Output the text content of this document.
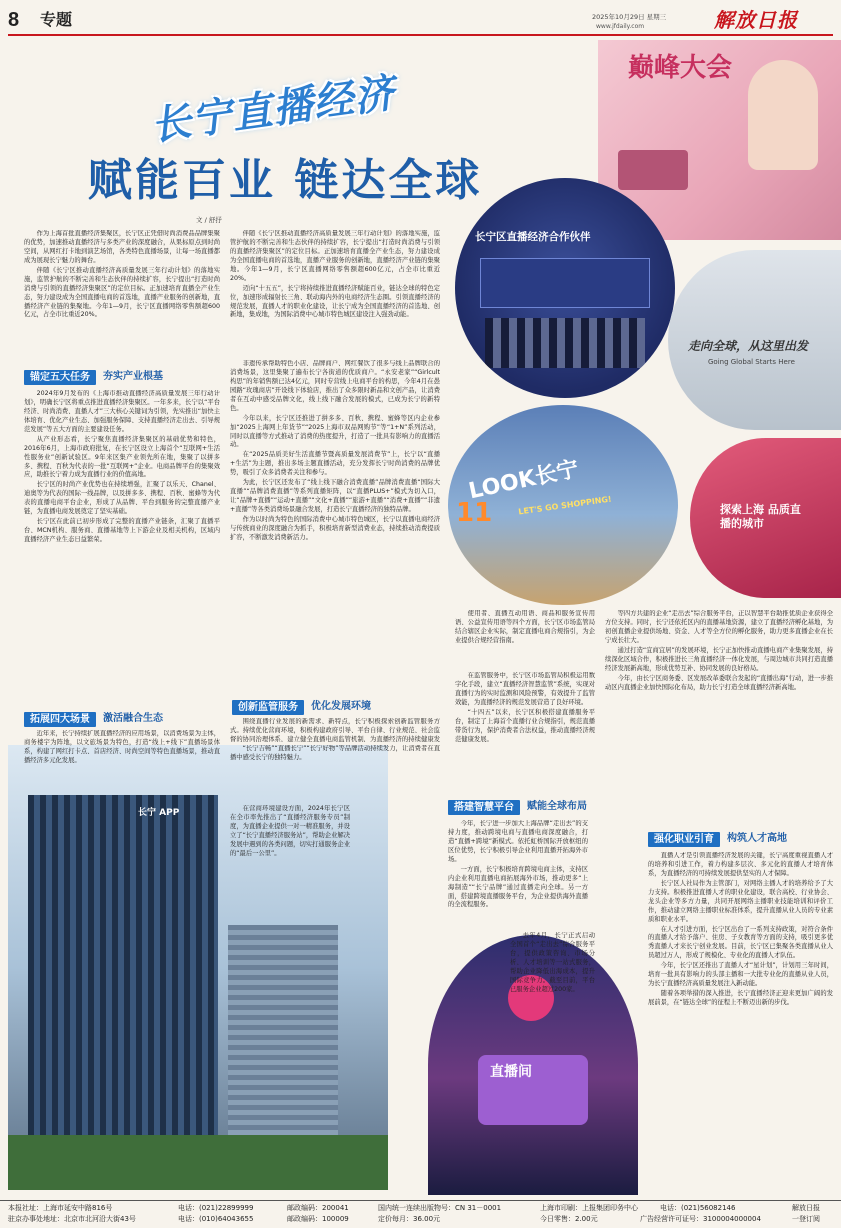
8 专题	2025年10月29日 星期三
www.jfdaily.com	解放日报
长宁直播经济
赋能百业 链达全球
文 / 舒抒
巅峰大会
长宁区直播经济合作伙伴
走向全球，从这里出发
Going Global Starts Here
LOOK长宁
LET'S GO SHOPPING!
11	探索上海 品质直播的城市
长宁 APP
直播间

作为上海首批直播经济集聚区，长宁区正凭借时尚消费品品牌集聚的优势，加速推动直播经济与多类产业的深度融合，从果标原点到时尚空间，从网红打卡地到演艺场馆，各类特色直播场景，让每一场直播都成为展现长宁魅力的舞台。

伴随《长宁区推动直播经济高质量发展三年行动计划》的落地实施，监管护航的不断完善和生态伙伴的持续扩容，长宁提出“打造时尚消费与引领的直播经济集聚区”的定位目标。正加速培育直播全产业生态，努力建设成为全国直播电商的首选地，直播产业服务的创新地，直播经济产业链的集聚地。今年1—9月，长宁区直播网络零售额超600亿元，占全市比重近20%。

伴随《长宁区推动直播经济高质量发展三年行动计划》的落地实施，监管护航的不断完善和生态伙伴的持续扩容，长宁提出“打造时尚消费与引领的直播经济集聚区”的定位目标。正加速培育直播全产业生态，努力建设成为全国直播电商的首选地，直播产业服务的创新地，直播经济产业链的集聚地。今年1—9月，长宁区直播网络零售额超600亿元，占全市比重近20%。

迈向“十五五”，长宁将持续推进直播经济赋能百业，链达全球的特色定位，加速形成辐射长三角、联动海内外的电商经济生态圈。引领直播经济的规范发展，直播人才的职业化建设，让长宁成为全国直播经济的首选地、创新地，集成地，为国际消费中心城市特色城区建设注入强劲动能。

锚定五大任务	夯实产业根基

2024年9月发布的《上海市推动直播经济高质量发展三年行动计划》，明确长宁区将重点推进直播经济集聚区。一年多来，长宁以“平台经济、时尚消费、直播人才”三大核心关键词为引领，先实推出“加快主体培育、优化产业生态、加强服务保障、支持直播经济走出去、引导规范发展”等五大方面的主要建设任务。

从产业形态看，长宁聚焦直播经济集聚区的基础优势和特色，2016年6月，上海市政府批复，在长宁区设立上海首个“互联网+生活性服务业”创新试验区。9年来区集产业领先所在地，集聚了以拼多多、携程、百秋为代表的一批“互联网+”企业。电商品牌平台的集聚效应，助推长宁着力成为直播行业的价值高地。

长宁区的时尚产业优势也在持续增强，汇聚了以乐天、Chanel、迪奥等为代表的国际一线品牌，以及拼多多、携程、百秋、蜜蜂等为代表的直播电商平台企业，形成了从品牌、平台到服务的完整直播产业链，为直播电商发展奠定了坚实基础。

长宁区在此前已初步形成了完整的直播产业链条，汇聚了直播平台、MCN机构、服务商、直播基地等上下游企业及相关机构，区域内直播经济产业生态日益繁荣。

拓展四大场景	激活融合生态

近年来，长宁持续扩展直播经济的应用场景，以消费场景为主体，商务楼宇为阵地，以文旅场景为特色，打造“线上+线下”直播场景体系，构建了网红打卡点、首店经济、时尚空间等特色直播场景，推动直播经济多元化发展。

“长宁吉畅”“直播长宁”“长宁好物”等品牌活动持续发力，让消费者在直播中感受长宁的独特魅力。

非遗传承帮助特色小店、品牌商户、网红餐饮了很多与线上品牌联合的消费场景，这里集聚了遍布长宁各街道的优质商户。“永安老家”“Girlcult 构思”的年销售额已达4亿元，同时专营线上电商平台的构思，今年4月在愚园路“玫瑰商店”开设线下体验店，推出了众多限时新品和文创产品，让消费者在互动中感受品牌文化，线上线下融合发展的模式，已成为长宁的新特色。

今年以来，长宁区还推进了拼多多、百秋、携程、蜜蜂等区内企业参加“2025上海网上年货节”“2025上海市双品网购节”等“1+N”系列活动，同时以直播等方式推动了消费的热度提升，打造了一批具有影响力的直播活动。

在“2025品质美好生活直播节暨高质量发展消费节”上，长宁以“直播+生活”为主题，推出多场主题直播活动，充分发挥长宁时尚消费的品牌优势，吸引了众多消费者关注和参与。

为此，长宁区还发布了“线上线下融合消费直播”品牌消费直播“国际大直播”“品牌消费直播”等系列直播矩阵，以“直播PLUS+”模式为切入口，让“品牌+直播”“运动+直播”“文化+直播”“旅游+直播”“消费+直播”“非遗+直播”等各类消费场景融合发展，打造长宁直播经济的独特品牌。

作为以时尚为特色的国际消费中心城市特色城区，长宁以直播电商经济与传统商业的深度融合为抓手，积极培育新型消费业态，持续推动消费提质扩容，不断激发消费新活力。

创新监管服务	优化发展环境

在营商环境建设方面，2024年长宁区在全市率先推出了“直播经济服务专员”制度，为直播企业提供一对一精准服务，并设立了“长宁直播经济服务站”，帮助企业解决发展中遇到的各类问题，切实打通服务企业的“最后一公里”。

围绕直播行业发展的新需求、新特点，长宁积极探索创新监管服务方式。持续优化营商环境，积极构建政府引导、平台自律、行业规范、社会监督的协同治理体系，建立健全直播电商监管机制，为直播经济的持续健康发

使用者、直播互动用语、商品和服务宣传用语、公益宣传用语等四个方面，长宁区市场监管局结合辖区企业实际，制定直播电商合规指引，为企业提供合规经营指南。

在监管服务中，长宁区市场监管局积极运用数字化手段，建立“直播经济智慧监管”系统，实现对直播行为的实时监测和风险预警，有效提升了监管效能，为直播经济的规范发展营造了良好环境。

“十四五”以来，长宁区积极搭建直播服务平台，制定了上海首个直播行业合规指引，规范直播带货行为，保护消费者合法权益，推动直播经济规范健康发展。

搭建智慧平台	赋能全球布局

今年，长宁进一步加大上海品牌“走出去”的支持力度，推动跨境电商与直播电商深度融合，打造“直播+跨境”新模式。依托虹桥国际开放枢纽的区位优势，长宁积极引导企业利用直播开拓海外市场。

一方面，长宁积极培育跨境电商主体，支持区内企业利用直播电商拓展海外市场，推动更多“上海制造”“长宁品牌”通过直播走向全球。另一方面，搭建跨境直播服务平台，为企业提供海外直播的全流程服务。

去年4月，长宁正式启动全国首个“走出去”综合服务平台，提供政策咨询、市场分析、人才培训等一站式服务，帮助企业降低出海成本，提升国际竞争力。截至目前，平台已服务企业超过200家。

等四方共建的企业“走出去”综合服务平台，正以智慧平台助推优质企业获得全方位支持。同时，长宁还依托区内的直播基地资源，建立了直播经济孵化基地，为初创直播企业提供场地、资金、人才等全方位的孵化服务，助力更多直播企业在长宁成长壮大。

通过打造“宜商宜居”的发展环境，长宁正加快推动直播电商产业集聚发展，持续深化区域合作，积极推进长三角直播经济一体化发展，与周边城市共同打造直播经济发展新高地，形成优势互补、协同发展的良好格局。

今年，由长宁区商务委、区发展改革委联合发起的“直播出海”行动，进一步推动区内直播企业加快国际化布局，助力长宁打造全球直播经济新高地。

强化职业引育	构筑人才高地

直播人才是引领直播经济发展的关键，长宁高度重视直播人才的培养和引进工作，着力构建多层次、多元化的直播人才培育体系，为直播经济的可持续发展提供坚实的人才保障。

长宁区人社局作为主管部门，对网络主播人才的培养给予了大力支持。积极推进直播人才的职业化建设，联合高校、行业协会、龙头企业等多方力量，共同开展网络主播职业技能培训和评价工作，推动建立网络主播职业标准体系，提升直播从业人员的专业素质和职业水平。

在人才引进方面，长宁区出台了一系列支持政策，对符合条件的直播人才给予落户、住房、子女教育等方面的支持，吸引更多优秀直播人才来长宁创业发展。目前，长宁区已集聚各类直播从业人员超过万人，形成了规模化、专业化的直播人才队伍。

今年，长宁区还推出了直播人才“星计划”，计划用三年时间，培育一批具有影响力的头部主播和一大批专业化的直播从业人员，为长宁直播经济高质量发展注入新动能。

随着各项举措的深入推进，长宁直播经济正迎来更加广阔的发展前景，在“链达全球”的征程上不断迈出新的步伐。

本报社址：上海市延安中路816号
驻京办事处地址：北京市北河沿大街43号
电话：(021)22899999
电话：(010)64043655
邮政编码：200041
邮政编码：100009
国内统一连续出版物号：CN 31－0001
定价每月：36.00元
上海市印刷：上报集团印务中心
今日零售：2.00元
电话：(021)56082146
广告经营许可证号：3100004000004
解放日报
一登订阅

————

[WHAT YOU ARE ASKED TO DO]
Count how many lines include the string "综合服务平台". Nothing but the number is needed.

[TASK OUTPUT]
2